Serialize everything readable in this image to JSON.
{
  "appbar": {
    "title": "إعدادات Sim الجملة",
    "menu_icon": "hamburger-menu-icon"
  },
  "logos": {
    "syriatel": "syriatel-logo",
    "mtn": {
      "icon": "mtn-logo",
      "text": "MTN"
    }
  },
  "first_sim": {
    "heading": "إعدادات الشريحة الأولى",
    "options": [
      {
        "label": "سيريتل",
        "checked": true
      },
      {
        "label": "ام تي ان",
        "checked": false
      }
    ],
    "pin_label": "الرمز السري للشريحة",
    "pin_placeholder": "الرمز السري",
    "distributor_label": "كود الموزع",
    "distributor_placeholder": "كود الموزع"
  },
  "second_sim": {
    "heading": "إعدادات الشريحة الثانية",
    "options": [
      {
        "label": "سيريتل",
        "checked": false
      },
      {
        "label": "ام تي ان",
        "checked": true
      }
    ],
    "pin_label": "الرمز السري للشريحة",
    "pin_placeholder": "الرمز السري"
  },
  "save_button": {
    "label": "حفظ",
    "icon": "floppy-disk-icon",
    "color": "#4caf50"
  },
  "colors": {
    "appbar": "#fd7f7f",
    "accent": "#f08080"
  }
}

==

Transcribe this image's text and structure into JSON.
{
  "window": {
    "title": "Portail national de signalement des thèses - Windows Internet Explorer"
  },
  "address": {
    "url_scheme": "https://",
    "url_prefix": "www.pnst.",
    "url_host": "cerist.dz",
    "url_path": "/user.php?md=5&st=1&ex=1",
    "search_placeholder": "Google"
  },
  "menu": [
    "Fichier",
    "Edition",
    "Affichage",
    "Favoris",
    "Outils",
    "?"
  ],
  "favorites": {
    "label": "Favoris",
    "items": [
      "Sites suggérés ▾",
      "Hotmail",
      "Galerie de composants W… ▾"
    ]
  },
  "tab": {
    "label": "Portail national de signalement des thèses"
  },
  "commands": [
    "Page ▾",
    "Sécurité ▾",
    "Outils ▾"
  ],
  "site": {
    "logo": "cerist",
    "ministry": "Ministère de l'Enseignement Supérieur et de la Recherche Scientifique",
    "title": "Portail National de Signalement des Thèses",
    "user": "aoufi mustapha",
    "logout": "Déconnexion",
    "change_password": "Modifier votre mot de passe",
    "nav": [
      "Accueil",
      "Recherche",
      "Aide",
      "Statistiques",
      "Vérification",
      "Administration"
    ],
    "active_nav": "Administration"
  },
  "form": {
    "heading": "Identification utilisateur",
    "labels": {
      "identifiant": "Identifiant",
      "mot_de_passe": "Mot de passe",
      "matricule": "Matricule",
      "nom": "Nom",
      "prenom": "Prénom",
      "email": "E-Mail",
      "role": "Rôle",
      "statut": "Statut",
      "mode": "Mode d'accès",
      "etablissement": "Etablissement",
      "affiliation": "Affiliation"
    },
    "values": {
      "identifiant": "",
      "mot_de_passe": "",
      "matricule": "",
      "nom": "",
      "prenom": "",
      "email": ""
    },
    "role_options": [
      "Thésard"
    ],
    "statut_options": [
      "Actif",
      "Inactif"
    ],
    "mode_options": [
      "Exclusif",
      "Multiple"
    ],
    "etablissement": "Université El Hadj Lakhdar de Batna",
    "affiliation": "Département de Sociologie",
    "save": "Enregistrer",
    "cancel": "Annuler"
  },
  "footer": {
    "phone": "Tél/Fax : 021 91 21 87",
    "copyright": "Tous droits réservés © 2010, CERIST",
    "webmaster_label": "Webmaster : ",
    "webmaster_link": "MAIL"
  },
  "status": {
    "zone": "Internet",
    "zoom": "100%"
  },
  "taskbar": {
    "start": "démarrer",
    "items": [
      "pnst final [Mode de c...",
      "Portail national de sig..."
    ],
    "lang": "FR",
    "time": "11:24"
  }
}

THE PROBLEM: Find the lines of the material that hold the word "السري" and report their count alone.

CORRECT ANSWER: 4